**EXERCISE REQUIREMENTS:**
Only the pictures are left out: repeat the rest of the entries exactly.

[Start of LISTING]

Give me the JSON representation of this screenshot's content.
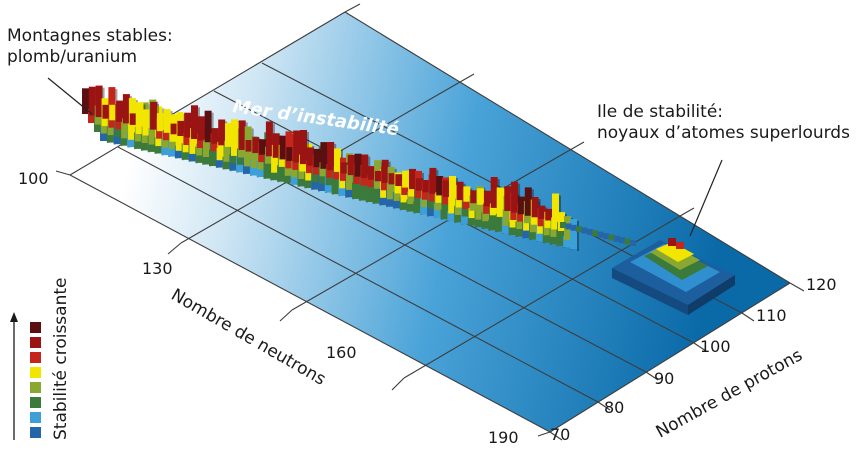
{
  "annotations": {
    "mountains": [
      "Montagnes stables:",
      "plomb/uranium"
    ],
    "sea": "Mer d’instabilité",
    "island": [
      "Ile de stabilité:",
      "noyaux d’atomes superlourds"
    ]
  },
  "axes": {
    "neutrons": {
      "label": "Nombre de neutrons",
      "ticks": [
        "100",
        "130",
        "160",
        "190"
      ]
    },
    "protons": {
      "label": "Nombre de protons",
      "ticks": [
        "70",
        "80",
        "90",
        "100",
        "110",
        "120"
      ]
    }
  },
  "legend": {
    "label": "Stabilité croissante",
    "colors": [
      "#5a1010",
      "#9b1414",
      "#c4261c",
      "#f2e600",
      "#8aa830",
      "#3c7a3c",
      "#3d9fd8",
      "#2466a8"
    ]
  },
  "colors": {
    "sea_light": "#e3f1fa",
    "sea_dark": "#0a6aa8",
    "grid": "#4a4a4a"
  }
}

[End of LISTING]

**COMPLETE ANSWER:**
Give me the JSON representation of this screenshot's content.
{
  "annotations": {
    "mountains": [
      "Montagnes stables:",
      "plomb/uranium"
    ],
    "sea": "Mer d’instabilité",
    "island": [
      "Ile de stabilité:",
      "noyaux d’atomes superlourds"
    ]
  },
  "axes": {
    "neutrons": {
      "label": "Nombre de neutrons",
      "ticks": [
        "100",
        "130",
        "160",
        "190"
      ]
    },
    "protons": {
      "label": "Nombre de protons",
      "ticks": [
        "70",
        "80",
        "90",
        "100",
        "110",
        "120"
      ]
    }
  },
  "legend": {
    "label": "Stabilité croissante",
    "colors": [
      "#5a1010",
      "#9b1414",
      "#c4261c",
      "#f2e600",
      "#8aa830",
      "#3c7a3c",
      "#3d9fd8",
      "#2466a8"
    ]
  },
  "colors": {
    "sea_light": "#e3f1fa",
    "sea_dark": "#0a6aa8",
    "grid": "#4a4a4a"
  }
}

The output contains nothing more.